OBJECTIVE: Return each line containing the string "institution".

Figure dataset records
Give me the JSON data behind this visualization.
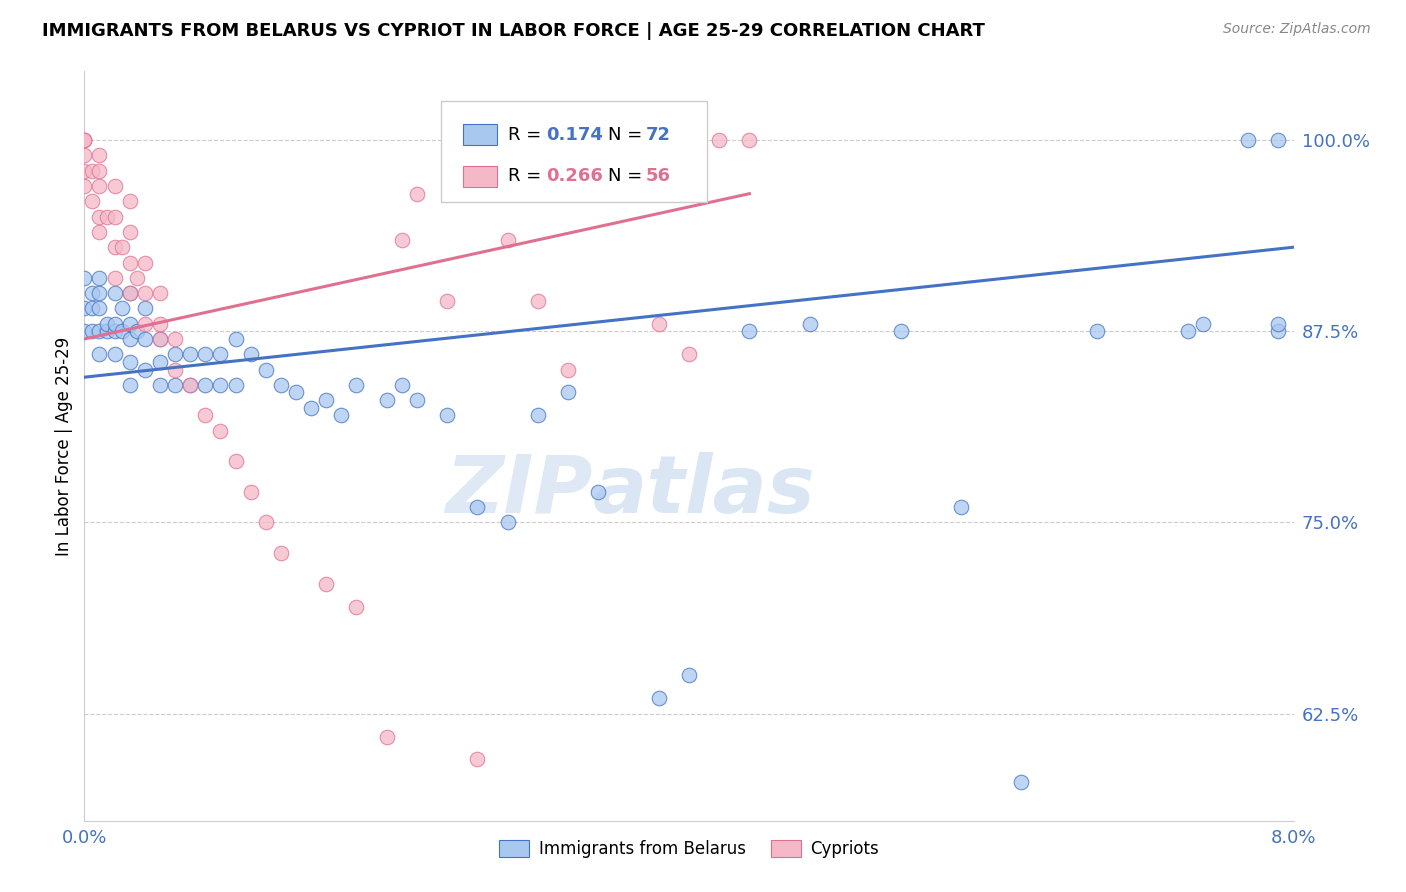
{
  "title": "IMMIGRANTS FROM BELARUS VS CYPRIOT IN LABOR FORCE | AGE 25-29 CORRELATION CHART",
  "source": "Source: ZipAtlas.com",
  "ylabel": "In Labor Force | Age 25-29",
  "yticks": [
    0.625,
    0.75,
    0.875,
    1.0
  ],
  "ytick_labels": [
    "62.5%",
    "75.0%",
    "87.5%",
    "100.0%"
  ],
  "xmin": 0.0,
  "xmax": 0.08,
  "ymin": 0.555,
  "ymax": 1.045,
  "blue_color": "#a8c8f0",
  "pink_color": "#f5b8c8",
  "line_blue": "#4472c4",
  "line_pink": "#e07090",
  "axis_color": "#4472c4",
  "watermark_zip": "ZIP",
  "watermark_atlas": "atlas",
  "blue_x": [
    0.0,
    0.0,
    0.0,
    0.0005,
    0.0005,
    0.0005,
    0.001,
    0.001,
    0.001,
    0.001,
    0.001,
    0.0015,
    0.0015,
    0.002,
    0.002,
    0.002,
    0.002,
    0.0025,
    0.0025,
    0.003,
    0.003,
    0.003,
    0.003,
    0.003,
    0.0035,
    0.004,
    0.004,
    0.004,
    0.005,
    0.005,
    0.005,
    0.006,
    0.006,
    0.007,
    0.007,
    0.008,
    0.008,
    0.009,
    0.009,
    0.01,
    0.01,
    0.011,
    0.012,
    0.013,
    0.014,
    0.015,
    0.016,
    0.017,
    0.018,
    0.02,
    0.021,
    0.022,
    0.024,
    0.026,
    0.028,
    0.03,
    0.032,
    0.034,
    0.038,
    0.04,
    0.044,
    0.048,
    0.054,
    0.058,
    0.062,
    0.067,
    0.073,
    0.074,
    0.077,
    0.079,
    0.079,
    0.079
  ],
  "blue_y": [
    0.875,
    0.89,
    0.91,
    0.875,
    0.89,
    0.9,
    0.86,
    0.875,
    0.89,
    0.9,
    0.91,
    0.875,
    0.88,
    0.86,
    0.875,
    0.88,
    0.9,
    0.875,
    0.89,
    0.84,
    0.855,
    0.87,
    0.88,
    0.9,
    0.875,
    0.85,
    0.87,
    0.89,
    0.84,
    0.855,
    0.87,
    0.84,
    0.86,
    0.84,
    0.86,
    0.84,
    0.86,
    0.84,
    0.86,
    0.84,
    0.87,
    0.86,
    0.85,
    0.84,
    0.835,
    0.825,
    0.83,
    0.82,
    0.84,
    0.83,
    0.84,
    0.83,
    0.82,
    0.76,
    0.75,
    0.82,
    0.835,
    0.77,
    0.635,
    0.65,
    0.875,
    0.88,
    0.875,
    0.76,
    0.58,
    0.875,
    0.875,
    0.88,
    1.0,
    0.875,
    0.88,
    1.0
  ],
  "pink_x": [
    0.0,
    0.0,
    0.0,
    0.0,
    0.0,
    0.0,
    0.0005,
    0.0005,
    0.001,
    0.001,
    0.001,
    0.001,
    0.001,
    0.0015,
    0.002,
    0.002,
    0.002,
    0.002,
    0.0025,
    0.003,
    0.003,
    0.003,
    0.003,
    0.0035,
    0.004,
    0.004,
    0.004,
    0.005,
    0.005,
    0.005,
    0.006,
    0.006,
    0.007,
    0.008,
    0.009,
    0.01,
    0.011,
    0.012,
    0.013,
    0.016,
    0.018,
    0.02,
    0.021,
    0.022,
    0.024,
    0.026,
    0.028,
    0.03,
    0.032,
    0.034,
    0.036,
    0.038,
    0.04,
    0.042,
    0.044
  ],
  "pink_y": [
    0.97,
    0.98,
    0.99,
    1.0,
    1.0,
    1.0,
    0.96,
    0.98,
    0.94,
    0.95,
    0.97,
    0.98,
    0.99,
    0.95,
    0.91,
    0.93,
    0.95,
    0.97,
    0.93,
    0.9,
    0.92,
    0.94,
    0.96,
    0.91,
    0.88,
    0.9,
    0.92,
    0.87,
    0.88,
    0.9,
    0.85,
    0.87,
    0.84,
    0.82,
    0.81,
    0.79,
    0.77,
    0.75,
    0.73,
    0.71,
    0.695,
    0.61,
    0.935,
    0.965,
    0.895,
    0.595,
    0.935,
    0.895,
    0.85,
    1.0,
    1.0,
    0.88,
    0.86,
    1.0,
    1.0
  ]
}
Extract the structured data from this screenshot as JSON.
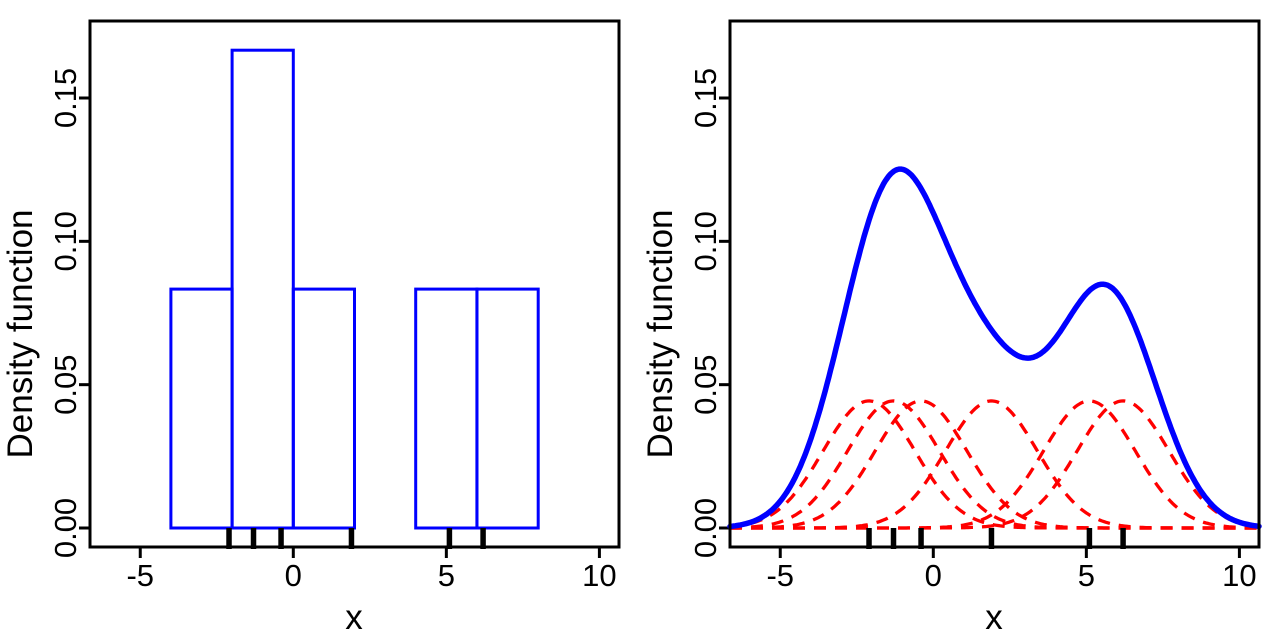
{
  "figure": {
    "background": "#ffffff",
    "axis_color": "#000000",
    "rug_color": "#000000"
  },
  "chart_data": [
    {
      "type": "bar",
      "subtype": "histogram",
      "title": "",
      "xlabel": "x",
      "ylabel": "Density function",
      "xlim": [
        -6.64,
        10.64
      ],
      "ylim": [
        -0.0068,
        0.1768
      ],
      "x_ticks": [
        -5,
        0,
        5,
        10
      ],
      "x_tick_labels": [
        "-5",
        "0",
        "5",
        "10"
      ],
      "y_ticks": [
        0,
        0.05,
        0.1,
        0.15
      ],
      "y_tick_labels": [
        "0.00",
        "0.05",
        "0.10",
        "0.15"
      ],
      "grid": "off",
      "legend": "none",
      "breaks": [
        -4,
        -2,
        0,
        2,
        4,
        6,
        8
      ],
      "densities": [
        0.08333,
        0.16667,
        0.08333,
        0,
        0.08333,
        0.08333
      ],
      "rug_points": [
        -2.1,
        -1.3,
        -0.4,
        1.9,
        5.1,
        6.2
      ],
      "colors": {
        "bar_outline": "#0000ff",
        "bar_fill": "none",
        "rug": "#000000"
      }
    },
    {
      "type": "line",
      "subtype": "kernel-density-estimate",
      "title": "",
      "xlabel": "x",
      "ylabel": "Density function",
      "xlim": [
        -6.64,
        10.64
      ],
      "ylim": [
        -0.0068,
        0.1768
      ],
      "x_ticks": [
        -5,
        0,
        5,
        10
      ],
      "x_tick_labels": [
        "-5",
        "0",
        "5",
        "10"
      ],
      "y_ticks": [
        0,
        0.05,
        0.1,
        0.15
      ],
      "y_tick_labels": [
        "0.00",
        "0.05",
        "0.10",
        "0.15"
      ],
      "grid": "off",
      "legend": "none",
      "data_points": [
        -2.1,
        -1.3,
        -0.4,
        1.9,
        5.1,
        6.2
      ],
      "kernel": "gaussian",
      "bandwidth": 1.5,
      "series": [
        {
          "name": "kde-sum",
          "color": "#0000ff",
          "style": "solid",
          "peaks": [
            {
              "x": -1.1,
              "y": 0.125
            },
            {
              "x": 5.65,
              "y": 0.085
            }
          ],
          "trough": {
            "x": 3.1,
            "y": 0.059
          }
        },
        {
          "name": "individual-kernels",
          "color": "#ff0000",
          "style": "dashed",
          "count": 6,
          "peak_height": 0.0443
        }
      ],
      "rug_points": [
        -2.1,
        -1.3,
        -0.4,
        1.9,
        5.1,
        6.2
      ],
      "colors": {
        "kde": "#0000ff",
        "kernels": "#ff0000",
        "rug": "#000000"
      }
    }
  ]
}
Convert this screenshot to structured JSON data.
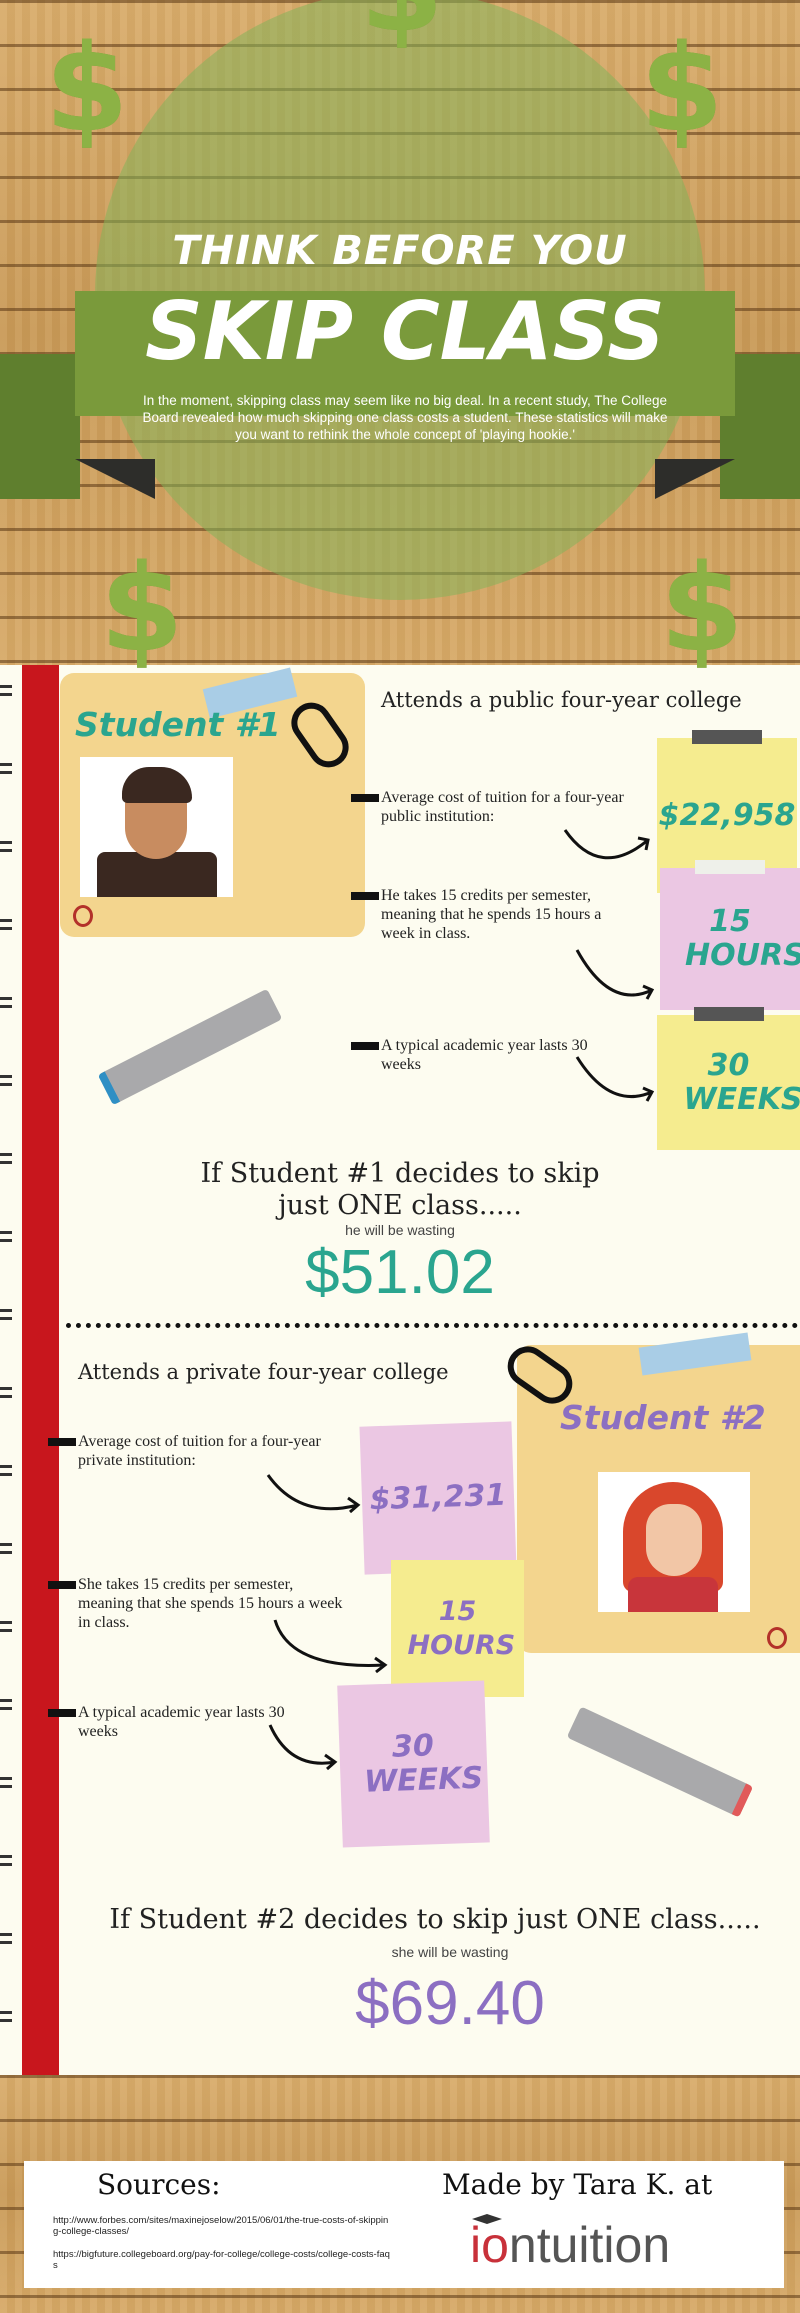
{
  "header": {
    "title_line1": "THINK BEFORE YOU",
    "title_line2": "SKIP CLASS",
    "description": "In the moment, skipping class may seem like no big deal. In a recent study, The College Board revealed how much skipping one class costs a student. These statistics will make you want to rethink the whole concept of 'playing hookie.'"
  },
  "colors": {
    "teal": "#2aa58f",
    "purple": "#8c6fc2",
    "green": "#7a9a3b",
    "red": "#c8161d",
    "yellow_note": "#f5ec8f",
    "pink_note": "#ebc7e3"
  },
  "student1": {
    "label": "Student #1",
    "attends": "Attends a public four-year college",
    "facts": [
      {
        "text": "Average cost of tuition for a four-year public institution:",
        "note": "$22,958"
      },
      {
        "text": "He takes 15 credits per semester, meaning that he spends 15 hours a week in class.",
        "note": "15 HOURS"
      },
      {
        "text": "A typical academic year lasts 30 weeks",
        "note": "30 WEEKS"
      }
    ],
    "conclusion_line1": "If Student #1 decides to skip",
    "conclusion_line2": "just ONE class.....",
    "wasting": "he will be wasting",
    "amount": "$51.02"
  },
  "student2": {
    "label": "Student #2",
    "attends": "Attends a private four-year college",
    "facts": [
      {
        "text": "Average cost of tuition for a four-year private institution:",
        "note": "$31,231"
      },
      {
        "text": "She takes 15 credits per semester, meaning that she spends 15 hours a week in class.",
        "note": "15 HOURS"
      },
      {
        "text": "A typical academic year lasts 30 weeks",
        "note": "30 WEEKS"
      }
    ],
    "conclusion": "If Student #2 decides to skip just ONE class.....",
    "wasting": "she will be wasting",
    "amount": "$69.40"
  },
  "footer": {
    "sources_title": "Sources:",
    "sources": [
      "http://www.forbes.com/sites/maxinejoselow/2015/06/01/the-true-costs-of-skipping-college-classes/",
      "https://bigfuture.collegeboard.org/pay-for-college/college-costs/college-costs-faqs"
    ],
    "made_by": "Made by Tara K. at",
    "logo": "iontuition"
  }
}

SOLVED PROBLEM:
        "text": "Average cost of tuition for a four-year public institution:",
        "text": "Average cost of tuition for a four-year private institution:",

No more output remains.